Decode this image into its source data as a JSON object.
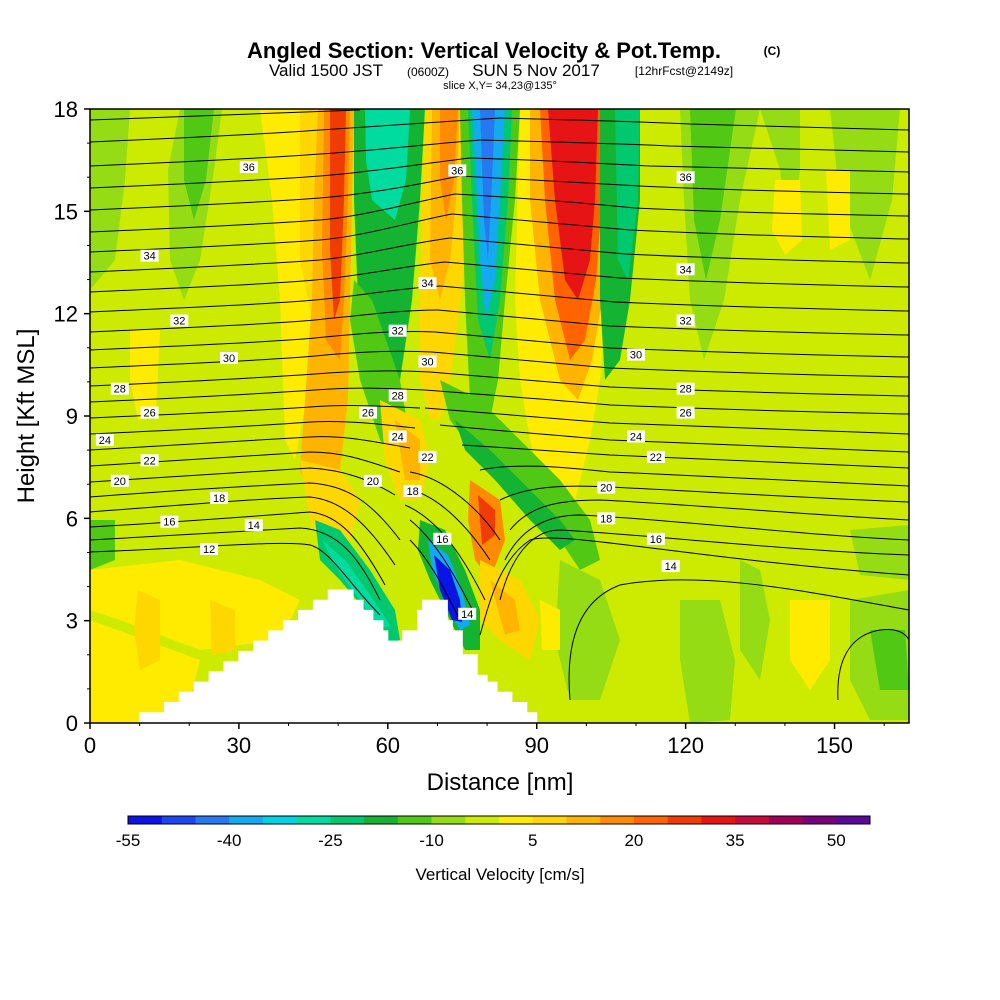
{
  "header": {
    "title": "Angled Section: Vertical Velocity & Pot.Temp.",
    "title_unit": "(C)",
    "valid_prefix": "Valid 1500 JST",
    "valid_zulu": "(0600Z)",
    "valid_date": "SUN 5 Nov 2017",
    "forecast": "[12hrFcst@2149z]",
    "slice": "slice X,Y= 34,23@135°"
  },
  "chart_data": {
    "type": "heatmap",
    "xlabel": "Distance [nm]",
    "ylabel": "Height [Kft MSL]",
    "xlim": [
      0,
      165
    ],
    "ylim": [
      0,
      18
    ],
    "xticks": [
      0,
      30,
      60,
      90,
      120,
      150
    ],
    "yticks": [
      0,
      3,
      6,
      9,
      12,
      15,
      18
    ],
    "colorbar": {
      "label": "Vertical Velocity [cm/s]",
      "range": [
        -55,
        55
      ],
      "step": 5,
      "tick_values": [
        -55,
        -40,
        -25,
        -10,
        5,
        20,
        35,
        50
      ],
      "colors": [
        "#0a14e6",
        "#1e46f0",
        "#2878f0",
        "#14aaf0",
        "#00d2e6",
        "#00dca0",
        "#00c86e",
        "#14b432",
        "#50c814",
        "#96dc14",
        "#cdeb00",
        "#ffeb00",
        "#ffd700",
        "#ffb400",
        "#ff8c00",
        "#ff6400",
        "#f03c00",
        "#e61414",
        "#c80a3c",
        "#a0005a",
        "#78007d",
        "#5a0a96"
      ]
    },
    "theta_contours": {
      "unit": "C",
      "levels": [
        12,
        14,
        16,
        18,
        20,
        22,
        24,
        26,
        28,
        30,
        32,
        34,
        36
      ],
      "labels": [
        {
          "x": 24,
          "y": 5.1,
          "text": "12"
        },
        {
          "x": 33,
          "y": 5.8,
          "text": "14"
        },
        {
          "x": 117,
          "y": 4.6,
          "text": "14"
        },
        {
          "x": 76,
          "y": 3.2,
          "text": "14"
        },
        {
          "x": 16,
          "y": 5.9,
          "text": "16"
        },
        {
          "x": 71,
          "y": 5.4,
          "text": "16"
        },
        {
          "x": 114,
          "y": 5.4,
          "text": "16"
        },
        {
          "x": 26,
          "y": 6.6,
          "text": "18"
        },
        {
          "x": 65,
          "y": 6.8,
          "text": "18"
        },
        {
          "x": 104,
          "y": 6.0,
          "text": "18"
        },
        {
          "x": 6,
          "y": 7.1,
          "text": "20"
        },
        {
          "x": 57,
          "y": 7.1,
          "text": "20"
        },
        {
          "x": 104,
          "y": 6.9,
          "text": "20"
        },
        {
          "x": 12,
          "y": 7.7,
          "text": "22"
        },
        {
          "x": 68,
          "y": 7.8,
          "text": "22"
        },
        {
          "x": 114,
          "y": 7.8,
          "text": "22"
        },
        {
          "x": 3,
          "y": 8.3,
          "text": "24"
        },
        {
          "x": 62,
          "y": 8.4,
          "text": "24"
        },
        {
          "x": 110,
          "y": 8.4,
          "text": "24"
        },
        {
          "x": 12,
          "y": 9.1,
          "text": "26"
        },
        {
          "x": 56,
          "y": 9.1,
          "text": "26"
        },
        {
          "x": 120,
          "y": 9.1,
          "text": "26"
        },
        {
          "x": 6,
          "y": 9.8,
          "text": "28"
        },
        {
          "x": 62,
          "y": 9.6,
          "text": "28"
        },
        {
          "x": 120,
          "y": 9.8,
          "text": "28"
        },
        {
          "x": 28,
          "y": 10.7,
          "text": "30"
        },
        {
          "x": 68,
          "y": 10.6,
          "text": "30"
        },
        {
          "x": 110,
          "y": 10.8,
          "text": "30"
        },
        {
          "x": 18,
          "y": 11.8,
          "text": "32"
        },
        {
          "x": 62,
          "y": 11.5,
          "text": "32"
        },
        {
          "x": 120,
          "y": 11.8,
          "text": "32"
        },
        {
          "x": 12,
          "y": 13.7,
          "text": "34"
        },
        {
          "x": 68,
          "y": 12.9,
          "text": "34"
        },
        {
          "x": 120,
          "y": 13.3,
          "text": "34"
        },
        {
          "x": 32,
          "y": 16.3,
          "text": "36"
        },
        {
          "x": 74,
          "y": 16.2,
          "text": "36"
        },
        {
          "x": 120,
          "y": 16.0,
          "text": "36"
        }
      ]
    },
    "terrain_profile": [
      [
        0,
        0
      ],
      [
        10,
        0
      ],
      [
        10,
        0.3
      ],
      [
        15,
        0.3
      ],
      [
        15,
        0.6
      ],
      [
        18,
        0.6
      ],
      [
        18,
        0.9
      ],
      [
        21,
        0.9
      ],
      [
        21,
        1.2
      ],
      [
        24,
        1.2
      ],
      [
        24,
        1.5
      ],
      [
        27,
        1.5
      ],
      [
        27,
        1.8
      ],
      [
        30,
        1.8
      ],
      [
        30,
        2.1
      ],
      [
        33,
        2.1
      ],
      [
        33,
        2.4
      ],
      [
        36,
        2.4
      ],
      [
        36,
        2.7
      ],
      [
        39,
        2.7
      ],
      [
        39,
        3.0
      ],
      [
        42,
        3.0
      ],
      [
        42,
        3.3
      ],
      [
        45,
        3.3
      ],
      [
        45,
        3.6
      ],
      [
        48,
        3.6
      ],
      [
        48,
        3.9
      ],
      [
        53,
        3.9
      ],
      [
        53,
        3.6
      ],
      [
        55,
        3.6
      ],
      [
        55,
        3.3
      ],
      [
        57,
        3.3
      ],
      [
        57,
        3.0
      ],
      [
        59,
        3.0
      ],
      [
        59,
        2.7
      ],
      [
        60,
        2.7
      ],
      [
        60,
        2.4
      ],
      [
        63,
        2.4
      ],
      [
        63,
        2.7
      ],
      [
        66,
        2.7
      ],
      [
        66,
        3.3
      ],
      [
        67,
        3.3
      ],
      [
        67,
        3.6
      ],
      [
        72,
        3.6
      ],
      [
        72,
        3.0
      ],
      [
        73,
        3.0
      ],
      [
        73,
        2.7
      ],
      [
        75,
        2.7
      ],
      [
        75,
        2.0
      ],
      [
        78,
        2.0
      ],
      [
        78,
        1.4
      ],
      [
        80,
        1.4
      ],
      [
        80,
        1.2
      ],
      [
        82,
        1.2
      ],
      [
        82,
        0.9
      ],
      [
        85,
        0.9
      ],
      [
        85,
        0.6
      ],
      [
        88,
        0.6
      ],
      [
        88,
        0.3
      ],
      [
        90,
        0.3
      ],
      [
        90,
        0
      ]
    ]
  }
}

...

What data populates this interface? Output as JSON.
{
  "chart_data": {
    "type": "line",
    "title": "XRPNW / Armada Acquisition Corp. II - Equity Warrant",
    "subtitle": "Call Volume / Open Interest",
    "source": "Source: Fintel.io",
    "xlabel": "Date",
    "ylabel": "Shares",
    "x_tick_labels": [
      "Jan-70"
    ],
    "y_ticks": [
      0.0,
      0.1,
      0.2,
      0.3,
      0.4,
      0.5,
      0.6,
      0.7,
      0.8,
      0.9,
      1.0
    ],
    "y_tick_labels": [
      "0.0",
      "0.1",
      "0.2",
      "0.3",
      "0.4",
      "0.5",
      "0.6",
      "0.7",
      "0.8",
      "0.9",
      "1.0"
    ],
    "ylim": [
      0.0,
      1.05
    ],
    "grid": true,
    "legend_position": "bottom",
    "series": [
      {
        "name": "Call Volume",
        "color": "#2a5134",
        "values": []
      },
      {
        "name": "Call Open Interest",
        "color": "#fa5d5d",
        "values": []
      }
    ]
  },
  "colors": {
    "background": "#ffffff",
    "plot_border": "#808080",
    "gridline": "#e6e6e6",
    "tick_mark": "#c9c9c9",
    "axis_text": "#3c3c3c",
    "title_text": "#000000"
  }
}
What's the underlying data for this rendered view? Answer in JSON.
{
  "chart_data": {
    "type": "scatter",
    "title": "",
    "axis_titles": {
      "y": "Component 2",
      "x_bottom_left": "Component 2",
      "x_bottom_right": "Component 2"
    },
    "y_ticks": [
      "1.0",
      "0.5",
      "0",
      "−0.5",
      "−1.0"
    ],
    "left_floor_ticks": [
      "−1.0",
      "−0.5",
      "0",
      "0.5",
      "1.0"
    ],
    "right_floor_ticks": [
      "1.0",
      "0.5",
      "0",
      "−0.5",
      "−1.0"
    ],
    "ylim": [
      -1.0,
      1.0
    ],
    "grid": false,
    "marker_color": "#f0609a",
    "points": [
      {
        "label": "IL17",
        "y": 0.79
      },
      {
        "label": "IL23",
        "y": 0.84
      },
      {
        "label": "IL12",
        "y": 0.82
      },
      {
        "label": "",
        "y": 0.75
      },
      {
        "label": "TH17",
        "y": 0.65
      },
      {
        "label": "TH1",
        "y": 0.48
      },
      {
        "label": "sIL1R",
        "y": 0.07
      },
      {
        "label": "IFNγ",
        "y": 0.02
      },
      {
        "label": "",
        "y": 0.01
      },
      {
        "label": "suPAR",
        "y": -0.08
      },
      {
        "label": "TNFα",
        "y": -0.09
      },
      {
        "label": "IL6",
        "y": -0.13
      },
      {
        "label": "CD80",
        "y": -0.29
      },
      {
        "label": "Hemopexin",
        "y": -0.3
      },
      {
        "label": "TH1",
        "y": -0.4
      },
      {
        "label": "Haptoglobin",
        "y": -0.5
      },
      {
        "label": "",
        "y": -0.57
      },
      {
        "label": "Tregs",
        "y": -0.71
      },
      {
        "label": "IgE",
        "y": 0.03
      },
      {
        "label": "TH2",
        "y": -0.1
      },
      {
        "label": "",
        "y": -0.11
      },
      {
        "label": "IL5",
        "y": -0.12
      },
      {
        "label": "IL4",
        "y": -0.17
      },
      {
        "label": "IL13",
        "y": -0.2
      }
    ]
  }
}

### Problem to work on
Tally the lines of the data that hold the string "type". Answer with the number and nothing more.

### Result
3